== WHAT THE TASK REQUIRES ==
Locate every line in the material below that has the word "como". Copy each of those lines.

Data records

— BEGIN —

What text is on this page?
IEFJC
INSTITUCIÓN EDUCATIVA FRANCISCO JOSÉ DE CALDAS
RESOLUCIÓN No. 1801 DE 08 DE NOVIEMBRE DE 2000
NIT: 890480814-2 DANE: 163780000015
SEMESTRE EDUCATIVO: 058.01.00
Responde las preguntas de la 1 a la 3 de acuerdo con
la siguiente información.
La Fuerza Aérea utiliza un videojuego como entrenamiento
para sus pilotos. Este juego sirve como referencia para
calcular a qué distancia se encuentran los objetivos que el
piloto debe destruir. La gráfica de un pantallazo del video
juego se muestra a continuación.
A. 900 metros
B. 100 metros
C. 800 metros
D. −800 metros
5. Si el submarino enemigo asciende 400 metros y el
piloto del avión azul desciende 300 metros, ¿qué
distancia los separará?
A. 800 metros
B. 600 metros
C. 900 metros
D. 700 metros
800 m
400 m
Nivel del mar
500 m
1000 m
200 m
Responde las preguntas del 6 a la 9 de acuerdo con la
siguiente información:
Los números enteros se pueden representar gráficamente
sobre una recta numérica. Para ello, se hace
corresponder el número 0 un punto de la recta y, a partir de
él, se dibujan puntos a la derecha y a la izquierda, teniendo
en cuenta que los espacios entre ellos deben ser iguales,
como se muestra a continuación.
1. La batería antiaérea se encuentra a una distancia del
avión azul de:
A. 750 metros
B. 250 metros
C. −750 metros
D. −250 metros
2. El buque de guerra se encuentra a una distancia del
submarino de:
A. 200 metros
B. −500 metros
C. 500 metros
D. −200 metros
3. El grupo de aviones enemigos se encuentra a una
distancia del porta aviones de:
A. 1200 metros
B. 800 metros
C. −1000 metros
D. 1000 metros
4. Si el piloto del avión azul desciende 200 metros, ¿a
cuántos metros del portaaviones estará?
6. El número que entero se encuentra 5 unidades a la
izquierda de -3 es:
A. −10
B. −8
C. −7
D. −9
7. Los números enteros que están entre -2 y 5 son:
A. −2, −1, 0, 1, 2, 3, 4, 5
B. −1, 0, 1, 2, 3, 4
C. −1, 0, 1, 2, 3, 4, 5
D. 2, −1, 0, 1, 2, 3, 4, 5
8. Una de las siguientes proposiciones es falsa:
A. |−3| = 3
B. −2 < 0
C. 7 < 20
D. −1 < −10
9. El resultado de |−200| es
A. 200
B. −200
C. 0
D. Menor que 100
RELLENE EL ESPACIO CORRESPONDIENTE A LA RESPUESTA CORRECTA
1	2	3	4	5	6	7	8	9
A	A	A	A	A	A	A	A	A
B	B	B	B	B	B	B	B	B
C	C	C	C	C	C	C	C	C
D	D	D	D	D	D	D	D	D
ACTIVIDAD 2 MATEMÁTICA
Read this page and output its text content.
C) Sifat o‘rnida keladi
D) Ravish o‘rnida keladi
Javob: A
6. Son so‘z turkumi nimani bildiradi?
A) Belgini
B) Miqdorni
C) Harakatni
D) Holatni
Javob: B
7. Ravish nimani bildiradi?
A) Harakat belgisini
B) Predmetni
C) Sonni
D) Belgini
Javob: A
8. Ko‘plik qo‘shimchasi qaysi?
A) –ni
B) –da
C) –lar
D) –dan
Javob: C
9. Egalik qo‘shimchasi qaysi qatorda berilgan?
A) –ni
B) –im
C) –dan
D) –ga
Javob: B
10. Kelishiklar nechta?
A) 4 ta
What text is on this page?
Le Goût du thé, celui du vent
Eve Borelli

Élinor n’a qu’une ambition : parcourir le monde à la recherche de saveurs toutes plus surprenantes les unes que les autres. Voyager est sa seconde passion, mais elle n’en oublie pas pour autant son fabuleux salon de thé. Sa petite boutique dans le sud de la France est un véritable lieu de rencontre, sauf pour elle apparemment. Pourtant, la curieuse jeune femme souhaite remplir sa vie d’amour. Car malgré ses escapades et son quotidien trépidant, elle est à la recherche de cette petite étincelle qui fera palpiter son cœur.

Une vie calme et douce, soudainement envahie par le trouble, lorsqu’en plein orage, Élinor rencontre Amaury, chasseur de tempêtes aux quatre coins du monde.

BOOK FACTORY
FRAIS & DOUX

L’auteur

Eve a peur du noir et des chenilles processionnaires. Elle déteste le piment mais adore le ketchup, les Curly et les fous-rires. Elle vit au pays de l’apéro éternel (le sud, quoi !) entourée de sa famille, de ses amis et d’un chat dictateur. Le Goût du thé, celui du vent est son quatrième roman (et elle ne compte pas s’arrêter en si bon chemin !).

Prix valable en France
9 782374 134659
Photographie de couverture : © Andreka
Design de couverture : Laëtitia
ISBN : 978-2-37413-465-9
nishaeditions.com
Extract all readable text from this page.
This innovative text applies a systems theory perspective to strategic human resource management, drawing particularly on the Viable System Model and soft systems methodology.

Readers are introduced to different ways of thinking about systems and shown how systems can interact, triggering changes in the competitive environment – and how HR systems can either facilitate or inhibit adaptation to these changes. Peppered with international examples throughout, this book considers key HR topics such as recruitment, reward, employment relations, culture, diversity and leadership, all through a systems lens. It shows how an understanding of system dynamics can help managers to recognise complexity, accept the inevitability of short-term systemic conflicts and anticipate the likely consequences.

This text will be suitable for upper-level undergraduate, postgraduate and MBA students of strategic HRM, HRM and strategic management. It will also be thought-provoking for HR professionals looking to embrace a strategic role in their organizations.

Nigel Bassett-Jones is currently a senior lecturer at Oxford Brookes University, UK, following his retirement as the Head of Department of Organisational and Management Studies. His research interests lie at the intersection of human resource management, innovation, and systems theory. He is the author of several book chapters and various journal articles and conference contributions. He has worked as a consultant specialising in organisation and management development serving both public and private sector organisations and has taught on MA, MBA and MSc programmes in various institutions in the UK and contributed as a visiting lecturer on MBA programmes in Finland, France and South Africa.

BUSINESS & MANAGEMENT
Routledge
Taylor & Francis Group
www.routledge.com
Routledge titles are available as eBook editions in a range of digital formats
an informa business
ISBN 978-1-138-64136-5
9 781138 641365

— END —

== OUTPUT FOR THIS TASK ==
La Fuerza Aérea utiliza un videojuego como entrenamiento
para sus pilotos. Este juego sirve como referencia para
como se muestra a continuación.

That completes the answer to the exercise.